Exercise: Write the data below out exactly as it stands. Do not include the pictures.

-- start Data provided --

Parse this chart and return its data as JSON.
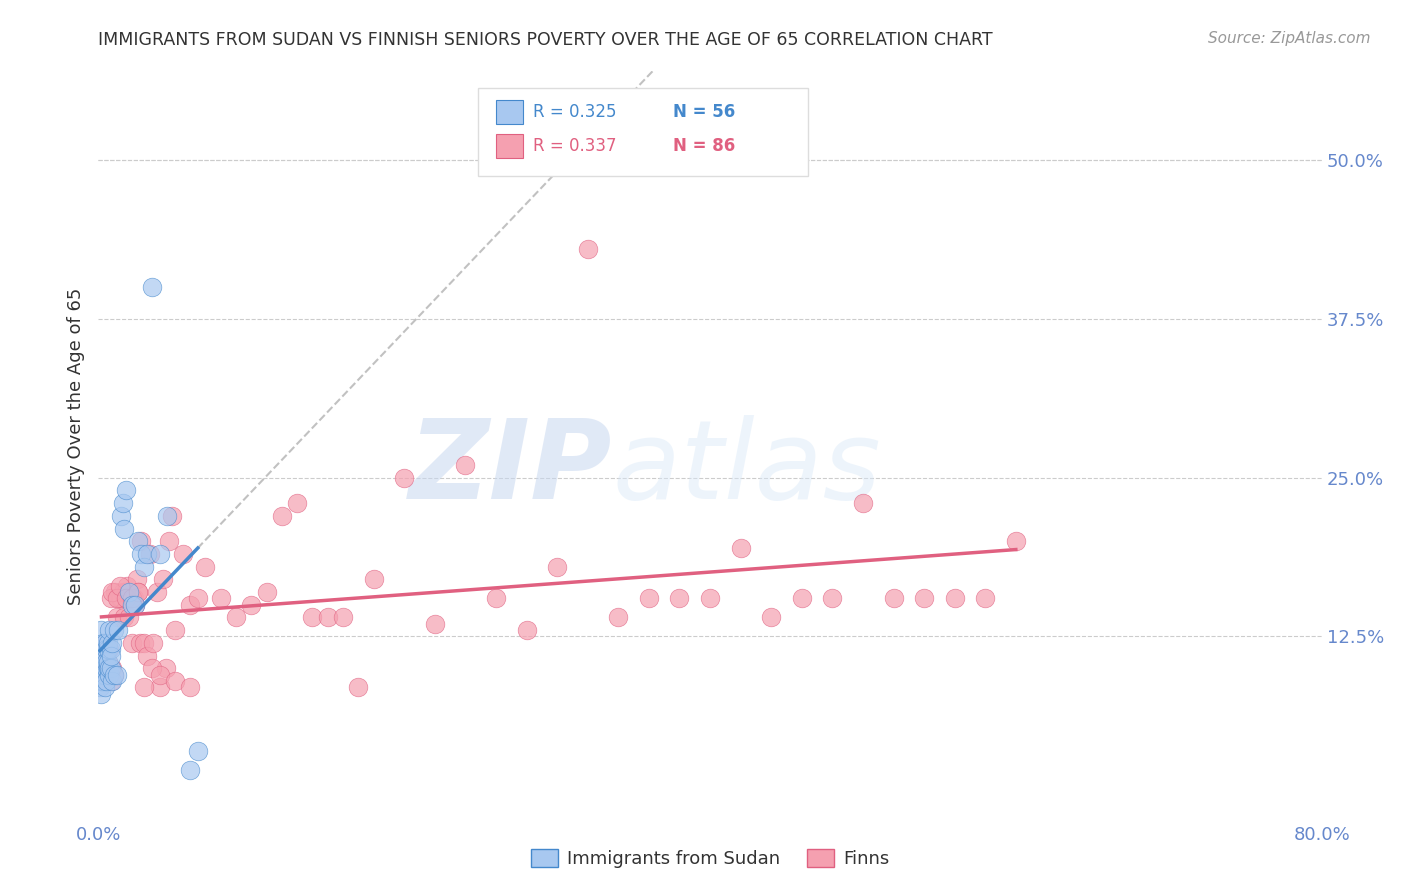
{
  "title": "IMMIGRANTS FROM SUDAN VS FINNISH SENIORS POVERTY OVER THE AGE OF 65 CORRELATION CHART",
  "source": "Source: ZipAtlas.com",
  "ylabel": "Seniors Poverty Over the Age of 65",
  "xlim": [
    0.0,
    0.8
  ],
  "ylim": [
    -0.02,
    0.57
  ],
  "ytick_positions": [
    0.125,
    0.25,
    0.375,
    0.5
  ],
  "ytick_labels": [
    "12.5%",
    "25.0%",
    "37.5%",
    "50.0%"
  ],
  "grid_color": "#cccccc",
  "background_color": "#ffffff",
  "scatter_blue_color": "#a8c8f0",
  "scatter_pink_color": "#f5a0b0",
  "line_blue_color": "#4488cc",
  "line_pink_color": "#e06080",
  "line_gray_color": "#bbbbbb",
  "watermark_color": "#c8d8f0",
  "label_blue": "Immigrants from Sudan",
  "label_pink": "Finns",
  "tick_color": "#6688cc",
  "blue_points_x": [
    0.001,
    0.001,
    0.001,
    0.001,
    0.002,
    0.002,
    0.002,
    0.002,
    0.002,
    0.003,
    0.003,
    0.003,
    0.003,
    0.003,
    0.004,
    0.004,
    0.004,
    0.004,
    0.004,
    0.005,
    0.005,
    0.005,
    0.005,
    0.005,
    0.006,
    0.006,
    0.006,
    0.006,
    0.007,
    0.007,
    0.007,
    0.008,
    0.008,
    0.008,
    0.009,
    0.009,
    0.01,
    0.01,
    0.012,
    0.013,
    0.015,
    0.016,
    0.017,
    0.018,
    0.02,
    0.022,
    0.024,
    0.026,
    0.028,
    0.03,
    0.032,
    0.035,
    0.04,
    0.045,
    0.06,
    0.065
  ],
  "blue_points_y": [
    0.095,
    0.105,
    0.115,
    0.085,
    0.08,
    0.09,
    0.1,
    0.11,
    0.13,
    0.09,
    0.1,
    0.11,
    0.12,
    0.095,
    0.1,
    0.11,
    0.12,
    0.095,
    0.085,
    0.1,
    0.11,
    0.115,
    0.09,
    0.105,
    0.1,
    0.105,
    0.115,
    0.12,
    0.095,
    0.1,
    0.13,
    0.1,
    0.115,
    0.11,
    0.09,
    0.12,
    0.095,
    0.13,
    0.095,
    0.13,
    0.22,
    0.23,
    0.21,
    0.24,
    0.16,
    0.15,
    0.15,
    0.2,
    0.19,
    0.18,
    0.19,
    0.4,
    0.19,
    0.22,
    0.02,
    0.035
  ],
  "pink_points_x": [
    0.002,
    0.003,
    0.004,
    0.005,
    0.005,
    0.006,
    0.007,
    0.008,
    0.009,
    0.01,
    0.011,
    0.012,
    0.013,
    0.014,
    0.015,
    0.016,
    0.017,
    0.018,
    0.019,
    0.02,
    0.021,
    0.022,
    0.023,
    0.024,
    0.025,
    0.026,
    0.027,
    0.028,
    0.03,
    0.032,
    0.034,
    0.036,
    0.038,
    0.04,
    0.042,
    0.044,
    0.046,
    0.048,
    0.05,
    0.055,
    0.06,
    0.065,
    0.07,
    0.08,
    0.09,
    0.1,
    0.11,
    0.12,
    0.13,
    0.14,
    0.15,
    0.16,
    0.17,
    0.18,
    0.2,
    0.22,
    0.24,
    0.26,
    0.28,
    0.3,
    0.32,
    0.34,
    0.36,
    0.38,
    0.4,
    0.42,
    0.44,
    0.46,
    0.48,
    0.5,
    0.52,
    0.54,
    0.56,
    0.58,
    0.6,
    0.008,
    0.009,
    0.012,
    0.014,
    0.018,
    0.022,
    0.026,
    0.03,
    0.035,
    0.04,
    0.05,
    0.06
  ],
  "pink_points_y": [
    0.1,
    0.09,
    0.115,
    0.1,
    0.12,
    0.105,
    0.115,
    0.09,
    0.1,
    0.095,
    0.16,
    0.14,
    0.155,
    0.155,
    0.155,
    0.16,
    0.14,
    0.16,
    0.165,
    0.14,
    0.155,
    0.12,
    0.155,
    0.15,
    0.17,
    0.16,
    0.12,
    0.2,
    0.12,
    0.11,
    0.19,
    0.12,
    0.16,
    0.085,
    0.17,
    0.1,
    0.2,
    0.22,
    0.13,
    0.19,
    0.15,
    0.155,
    0.18,
    0.155,
    0.14,
    0.15,
    0.16,
    0.22,
    0.23,
    0.14,
    0.14,
    0.14,
    0.085,
    0.17,
    0.25,
    0.135,
    0.26,
    0.155,
    0.13,
    0.18,
    0.43,
    0.14,
    0.155,
    0.155,
    0.155,
    0.195,
    0.14,
    0.155,
    0.155,
    0.23,
    0.155,
    0.155,
    0.155,
    0.155,
    0.2,
    0.155,
    0.16,
    0.155,
    0.165,
    0.155,
    0.155,
    0.16,
    0.085,
    0.1,
    0.095,
    0.09,
    0.085
  ]
}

-- end Data provided --

Problem solution:
Parse this chart and return its data as JSON.
{
  "title": "IMMIGRANTS FROM SUDAN VS FINNISH SENIORS POVERTY OVER THE AGE OF 65 CORRELATION CHART",
  "source": "Source: ZipAtlas.com",
  "ylabel": "Seniors Poverty Over the Age of 65",
  "xlim": [
    0.0,
    0.8
  ],
  "ylim": [
    -0.02,
    0.57
  ],
  "ytick_positions": [
    0.125,
    0.25,
    0.375,
    0.5
  ],
  "ytick_labels": [
    "12.5%",
    "25.0%",
    "37.5%",
    "50.0%"
  ],
  "grid_color": "#cccccc",
  "background_color": "#ffffff",
  "scatter_blue_color": "#a8c8f0",
  "scatter_pink_color": "#f5a0b0",
  "line_blue_color": "#4488cc",
  "line_pink_color": "#e06080",
  "line_gray_color": "#bbbbbb",
  "watermark_color": "#c8d8f0",
  "label_blue": "Immigrants from Sudan",
  "label_pink": "Finns",
  "tick_color": "#6688cc",
  "blue_points_x": [
    0.001,
    0.001,
    0.001,
    0.001,
    0.002,
    0.002,
    0.002,
    0.002,
    0.002,
    0.003,
    0.003,
    0.003,
    0.003,
    0.003,
    0.004,
    0.004,
    0.004,
    0.004,
    0.004,
    0.005,
    0.005,
    0.005,
    0.005,
    0.005,
    0.006,
    0.006,
    0.006,
    0.006,
    0.007,
    0.007,
    0.007,
    0.008,
    0.008,
    0.008,
    0.009,
    0.009,
    0.01,
    0.01,
    0.012,
    0.013,
    0.015,
    0.016,
    0.017,
    0.018,
    0.02,
    0.022,
    0.024,
    0.026,
    0.028,
    0.03,
    0.032,
    0.035,
    0.04,
    0.045,
    0.06,
    0.065
  ],
  "blue_points_y": [
    0.095,
    0.105,
    0.115,
    0.085,
    0.08,
    0.09,
    0.1,
    0.11,
    0.13,
    0.09,
    0.1,
    0.11,
    0.12,
    0.095,
    0.1,
    0.11,
    0.12,
    0.095,
    0.085,
    0.1,
    0.11,
    0.115,
    0.09,
    0.105,
    0.1,
    0.105,
    0.115,
    0.12,
    0.095,
    0.1,
    0.13,
    0.1,
    0.115,
    0.11,
    0.09,
    0.12,
    0.095,
    0.13,
    0.095,
    0.13,
    0.22,
    0.23,
    0.21,
    0.24,
    0.16,
    0.15,
    0.15,
    0.2,
    0.19,
    0.18,
    0.19,
    0.4,
    0.19,
    0.22,
    0.02,
    0.035
  ],
  "pink_points_x": [
    0.002,
    0.003,
    0.004,
    0.005,
    0.005,
    0.006,
    0.007,
    0.008,
    0.009,
    0.01,
    0.011,
    0.012,
    0.013,
    0.014,
    0.015,
    0.016,
    0.017,
    0.018,
    0.019,
    0.02,
    0.021,
    0.022,
    0.023,
    0.024,
    0.025,
    0.026,
    0.027,
    0.028,
    0.03,
    0.032,
    0.034,
    0.036,
    0.038,
    0.04,
    0.042,
    0.044,
    0.046,
    0.048,
    0.05,
    0.055,
    0.06,
    0.065,
    0.07,
    0.08,
    0.09,
    0.1,
    0.11,
    0.12,
    0.13,
    0.14,
    0.15,
    0.16,
    0.17,
    0.18,
    0.2,
    0.22,
    0.24,
    0.26,
    0.28,
    0.3,
    0.32,
    0.34,
    0.36,
    0.38,
    0.4,
    0.42,
    0.44,
    0.46,
    0.48,
    0.5,
    0.52,
    0.54,
    0.56,
    0.58,
    0.6,
    0.008,
    0.009,
    0.012,
    0.014,
    0.018,
    0.022,
    0.026,
    0.03,
    0.035,
    0.04,
    0.05,
    0.06
  ],
  "pink_points_y": [
    0.1,
    0.09,
    0.115,
    0.1,
    0.12,
    0.105,
    0.115,
    0.09,
    0.1,
    0.095,
    0.16,
    0.14,
    0.155,
    0.155,
    0.155,
    0.16,
    0.14,
    0.16,
    0.165,
    0.14,
    0.155,
    0.12,
    0.155,
    0.15,
    0.17,
    0.16,
    0.12,
    0.2,
    0.12,
    0.11,
    0.19,
    0.12,
    0.16,
    0.085,
    0.17,
    0.1,
    0.2,
    0.22,
    0.13,
    0.19,
    0.15,
    0.155,
    0.18,
    0.155,
    0.14,
    0.15,
    0.16,
    0.22,
    0.23,
    0.14,
    0.14,
    0.14,
    0.085,
    0.17,
    0.25,
    0.135,
    0.26,
    0.155,
    0.13,
    0.18,
    0.43,
    0.14,
    0.155,
    0.155,
    0.155,
    0.195,
    0.14,
    0.155,
    0.155,
    0.23,
    0.155,
    0.155,
    0.155,
    0.155,
    0.2,
    0.155,
    0.16,
    0.155,
    0.165,
    0.155,
    0.155,
    0.16,
    0.085,
    0.1,
    0.095,
    0.09,
    0.085
  ]
}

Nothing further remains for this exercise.